**Written instruction 1**
Express the source rows as a JSON list of strings, one string per line, leaving out blank lines: begin at the first line of the rows and stop after the line that contains "- Point: [182, 77, 189, 84]".

Which, if nothing else, does indicate that the reality of being Hillary Clinton in the here and now is something no media pundit wants to take into account. I mean, just think about it. There you are, running for President of America with a massive schedule lined up, and you start to get ill. What’s the first thing you’re going to do? Hold a press conference? Of course not; you’ll do what anyone does in those circumstances. You’ll try to push through, make the least of it, look as normal as you possibly can and not breathe a word of complaint. You’ll do it for as long as you can because you don’t want to let anyone down, and anyway, tomorrow you may feel better.
That’s real, right? That’s what real people do. I can’t shake the feeling that if Trump had done that, he’d be hailed as a hero. But women live by different rules, and women really aren’t allowed to get sick. There used to be an advert on telly here in the UK for a painkiller or something, that featured two women, pushing kids in buggies, who meet in the street. They hail each other and stop to chat, discussing their busy day in prospect. It’s clear they both have stinking colds. Then they ask about each other’s husbands, who of course have the same cold but are both home in bed. See, this is what women do: they push through cheerfully and determinedly. There are no other acceptable options. This is the fantasy about female strength, and women are relied upon to make that fantasy real.
It’s no coincidence that the women on the advert are mothers. When children are little, they require their mothers not to be real. They badly need a wholly reliable presence: normal, calm, reassuring, focused entirely upon them. Good mothers do not bring their personal worries, problems and fears into the mothering realm. And I fear that the consequence of this selfless mothering is that women are forever more forbidden a chunk of their reality. They are not real people first and foremost; they are functions first and foremost.
I think it’s also a hangover from all those centuries of women being primarily wives and mothers, or else ornaments and trophies. That objectification joins up with the relationship we all had as small beings to our mothers, and the reality of being female, which includes, say, menstruation, illness, ageing, and feeling totally used by our families, becomes obscene, rather distasteful and best screened off from view. If Hillary Clinton lets slip her reality, shows her human weakness, then it’s more distressing and appalling than if Trump does it. There’s something wrong about a woman not fulfilling her function flawlessly, whereas men are allowed to be real people first, and we admire how they overcome their reality in their achievements. I think this is why men get made such a fuss of if they change a nappy or feed a baby. That man, with his important personal concerns and interests, actually took time out of his real life to do a menial chore! How amazing!

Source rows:
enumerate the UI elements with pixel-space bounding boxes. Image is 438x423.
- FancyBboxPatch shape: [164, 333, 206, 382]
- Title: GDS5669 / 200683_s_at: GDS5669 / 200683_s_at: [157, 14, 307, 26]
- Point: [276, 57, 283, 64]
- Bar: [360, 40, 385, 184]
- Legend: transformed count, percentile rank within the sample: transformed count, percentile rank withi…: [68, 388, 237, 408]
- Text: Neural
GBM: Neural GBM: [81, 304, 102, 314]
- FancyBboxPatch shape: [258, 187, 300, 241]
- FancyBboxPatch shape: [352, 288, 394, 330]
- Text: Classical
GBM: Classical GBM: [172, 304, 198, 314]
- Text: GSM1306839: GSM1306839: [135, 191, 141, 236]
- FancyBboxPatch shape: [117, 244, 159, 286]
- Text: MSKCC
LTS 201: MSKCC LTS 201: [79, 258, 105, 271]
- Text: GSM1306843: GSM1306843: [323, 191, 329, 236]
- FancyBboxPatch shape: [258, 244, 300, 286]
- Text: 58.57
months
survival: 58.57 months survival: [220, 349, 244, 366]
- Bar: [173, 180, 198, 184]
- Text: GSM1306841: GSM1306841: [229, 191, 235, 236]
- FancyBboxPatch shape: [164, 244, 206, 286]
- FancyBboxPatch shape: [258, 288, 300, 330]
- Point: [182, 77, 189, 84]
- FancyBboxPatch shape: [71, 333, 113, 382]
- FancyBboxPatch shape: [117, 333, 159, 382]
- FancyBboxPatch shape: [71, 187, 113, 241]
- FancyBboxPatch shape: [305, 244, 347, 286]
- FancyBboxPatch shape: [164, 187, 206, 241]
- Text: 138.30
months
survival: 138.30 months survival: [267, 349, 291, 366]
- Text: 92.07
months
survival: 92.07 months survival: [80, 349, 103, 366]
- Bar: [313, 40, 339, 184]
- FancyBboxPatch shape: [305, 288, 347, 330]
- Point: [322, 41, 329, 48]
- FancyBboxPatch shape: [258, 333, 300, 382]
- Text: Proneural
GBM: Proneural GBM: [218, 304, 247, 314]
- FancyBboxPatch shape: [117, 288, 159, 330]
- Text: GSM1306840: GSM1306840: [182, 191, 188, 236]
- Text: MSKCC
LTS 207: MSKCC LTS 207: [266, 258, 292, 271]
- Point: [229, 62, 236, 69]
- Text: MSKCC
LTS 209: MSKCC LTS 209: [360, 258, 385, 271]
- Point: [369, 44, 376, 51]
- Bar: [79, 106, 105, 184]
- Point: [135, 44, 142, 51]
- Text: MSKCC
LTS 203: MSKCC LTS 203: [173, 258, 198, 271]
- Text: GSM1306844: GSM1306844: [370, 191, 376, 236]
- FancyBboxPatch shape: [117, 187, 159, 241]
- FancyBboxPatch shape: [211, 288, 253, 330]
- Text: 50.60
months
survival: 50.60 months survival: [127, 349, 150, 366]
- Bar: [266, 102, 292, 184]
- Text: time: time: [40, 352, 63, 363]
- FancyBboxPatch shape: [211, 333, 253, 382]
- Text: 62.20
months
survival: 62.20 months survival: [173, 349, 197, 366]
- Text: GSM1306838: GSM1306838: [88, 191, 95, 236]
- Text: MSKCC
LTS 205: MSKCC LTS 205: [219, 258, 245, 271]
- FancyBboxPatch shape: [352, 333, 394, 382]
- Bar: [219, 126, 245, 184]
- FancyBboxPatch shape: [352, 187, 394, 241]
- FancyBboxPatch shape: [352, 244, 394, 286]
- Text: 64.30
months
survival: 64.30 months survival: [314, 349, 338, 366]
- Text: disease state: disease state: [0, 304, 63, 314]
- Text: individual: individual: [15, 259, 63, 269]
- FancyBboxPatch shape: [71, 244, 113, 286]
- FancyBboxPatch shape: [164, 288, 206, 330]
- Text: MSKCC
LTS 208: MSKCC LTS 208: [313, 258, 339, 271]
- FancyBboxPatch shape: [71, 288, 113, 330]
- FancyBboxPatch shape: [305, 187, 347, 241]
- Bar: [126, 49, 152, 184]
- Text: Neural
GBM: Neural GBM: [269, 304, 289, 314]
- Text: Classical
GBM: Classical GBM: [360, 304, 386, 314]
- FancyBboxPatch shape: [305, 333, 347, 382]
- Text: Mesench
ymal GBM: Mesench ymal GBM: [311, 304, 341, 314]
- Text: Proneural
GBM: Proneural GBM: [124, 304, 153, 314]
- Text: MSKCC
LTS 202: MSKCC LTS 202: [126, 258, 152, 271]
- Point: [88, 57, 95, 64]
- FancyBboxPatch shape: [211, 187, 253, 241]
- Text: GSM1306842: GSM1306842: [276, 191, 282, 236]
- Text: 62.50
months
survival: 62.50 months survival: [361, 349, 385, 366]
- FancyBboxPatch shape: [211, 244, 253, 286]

**Written instruction 2**
Continue the essay on Hillary Clinton's illness and the rules women live by, picking up after its final sentence.

**Written reply 1**
[
  "enumerate the UI elements with pixel-space bounding boxes. Image is 438x423.",
  "- FancyBboxPatch shape: [164, 333, 206, 382]",
  "- Title: GDS5669 / 200683_s_at: GDS5669 / 200683_s_at: [157, 14, 307, 26]",
  "- Point: [276, 57, 283, 64]",
  "- Bar: [360, 40, 385, 184]",
  "- Legend: transformed count, percentile rank within the sample: transformed count, percentile rank withi…: [68, 388, 237, 408]",
  "- Text: Neural",
  "GBM: Neural GBM: [81, 304, 102, 314]",
  "- FancyBboxPatch shape: [258, 187, 300, 241]",
  "- FancyBboxPatch shape: [352, 288, 394, 330]",
  "- Text: Classical",
  "GBM: Classical GBM: [172, 304, 198, 314]",
  "- Text: GSM1306839: GSM1306839: [135, 191, 141, 236]",
  "- FancyBboxPatch shape: [117, 244, 159, 286]",
  "- Text: MSKCC",
  "LTS 201: MSKCC LTS 201: [79, 258, 105, 271]",
  "- Text: GSM1306843: GSM1306843: [323, 191, 329, 236]",
  "- FancyBboxPatch shape: [258, 244, 300, 286]",
  "- Text: 58.57",
  "months",
  "survival: 58.57 months survival: [220, 349, 244, 366]",
  "- Bar: [173, 180, 198, 184]",
  "- Text: GSM1306841: GSM1306841: [229, 191, 235, 236]",
  "- FancyBboxPatch shape: [164, 244, 206, 286]",
  "- FancyBboxPatch shape: [258, 288, 300, 330]",
  "- Point: [182, 77, 189, 84]"
]

**Written reply 2**
What gets more depressing is how women climb onto the objectification bandwagon in this way. There is a strong tendency for women to fight and compete over their functionality. Again, motherhood is an excellent example for this. It has become completely hamstrung by a complex and impossibly demanding set of rules, and women will be the first to call other women out on not abiding by them. In fact, there’s a tendency for women to have rules for other women in just about every situation, and to judge very harshly other women whose rules may be different. If there is a third wave of feminism that is in any way effective, it will have to tackle the brutality that can arise between women whose rules and opinions do not cohere. Note the way that men back each other up, note the basic fraternity that always means they forgive each other every flaw and petty crime. They have terrific compassion for other men involved in the business of being men. Women could learn from this.
It does go some way towards explaining the extraordinarily kind attitude that seems to prevail towards Trump and his little ways. Every time I switch the radio on or turn to the internet, it seems that Trump is getting publicity for something terrible and untrue that he has said. But the whole tenor of the reporting is genial amazement. Is it that Trump goes so far beyond the boundaries of truth and acceptability that no one knows what to make of him? No one can find the words to describe what he is doing and so he can’t be called out on it?
Well I’m prepared to give that a try. Between you and me, I think that Donald Trump may actually be mentally unbalanced. Not as a joke, but as something that it might be a good idea to worry about. And I say this on the basis that he seems incapable of distinguishing inner reality from outer reality, which is the prime factor in all psychosis. For instance (there are a wealth of examples), his recent claim that Barack Obama is the co-founder of ISIS alongside Hillary Clinton. Even when clearly directed by his campaign managers to claim this statement was somehow sarcastic or a joke, he could not stop himself from endorsing the reality of it (as he sees it) again.
Freud was the first person to identify the disparity that exists between our inner psychic reality and the world out there. The two are not the same, because our subjective perspectives, an amalgam of hopes, fears, memories, associations and prejudices, colour everything we look at. So, for example, I remember watching an encounter between a graduate student and the Head of Department in a corridor at the Modern Languages Faculty. They stopped and spoke to each other for a moment, then moved on. The graduate came up to me and said: ‘Well I am SO glad you were here to witness that! Did you see the way she laid into me! I can’t believe she just did that!’ And the honest answer from me would have been, no I did not see that happen at all. It looked like a perfectly ordinary and featureless meeting to me. But the graduate was unshakeable in her convictions. Her hopes and fears had got in the way.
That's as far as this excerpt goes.